WORK INSTRUCTIONS - Pictures in the data below are not part of the copy; transcribe everything else exactly.

INFORMATION PROVIDED -
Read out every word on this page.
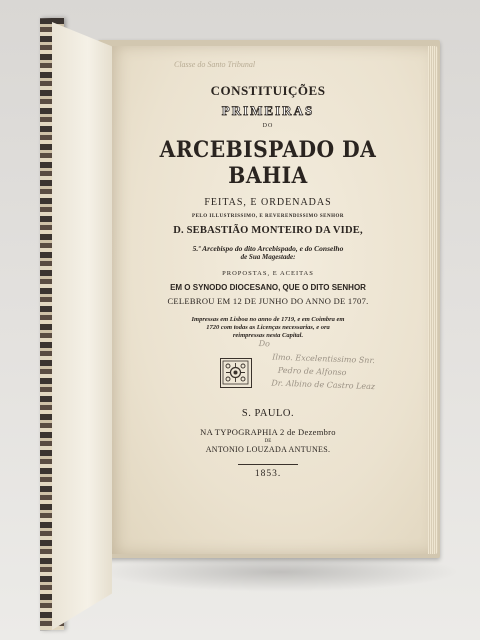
Classe do Santo Tribunal
CONSTITUIÇÕES
PRIMEIRAS
DO
ARCEBISPADO DA BAHIA
FEITAS, E ORDENADAS
PELO ILLUSTRISSIMO, E REVERENDISSIMO SENHOR
D. SEBASTIÃO MONTEIRO DA VIDE,
5.º Arcebispo do dito Arcebispado, e do Conselho
de Sua Magestade:
PROPOSTAS, E ACEITAS
EM O SYNODO DIOCESANO, QUE O DITO SENHOR
CELEBROU EM 12 DE JUNHO DO ANNO DE 1707.
Impressas em Lisboa no anno de 1719, e em Coimbra em
1720 com todas as Licenças necessarias, e ora
reimpressas nesta Capital.
S. PAULO.
NA TYPOGRAPHIA 2 de Dezembro
DE
ANTONIO LOUZADA ANTUNES.
1853.
Do
Ilmo. Excelentissimo Snr.
Pedro de Alfonso
Dr. Albino de Castro Leaz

WORKED SOLUTION -
Read out every word on this page.
Classe do Santo Tribunal
CONSTITUIÇÕES
PRIMEIRAS
DO
ARCEBISPADO DA BAHIA
FEITAS, E ORDENADAS
PELO ILLUSTRISSIMO, E REVERENDISSIMO SENHOR
D. SEBASTIÃO MONTEIRO DA VIDE,
5.º Arcebispo do dito Arcebispado, e do Conselho
de Sua Magestade:
PROPOSTAS, E ACEITAS
EM O SYNODO DIOCESANO, QUE O DITO SENHOR
CELEBROU EM 12 DE JUNHO DO ANNO DE 1707.
Impressas em Lisboa no anno de 1719, e em Coimbra em
1720 com todas as Licenças necessarias, e ora
reimpressas nesta Capital.
S. PAULO.
NA TYPOGRAPHIA 2 de Dezembro
DE
ANTONIO LOUZADA ANTUNES.
1853.
Do
Ilmo. Excelentissimo Snr.
Pedro de Alfonso
Dr. Albino de Castro Leaz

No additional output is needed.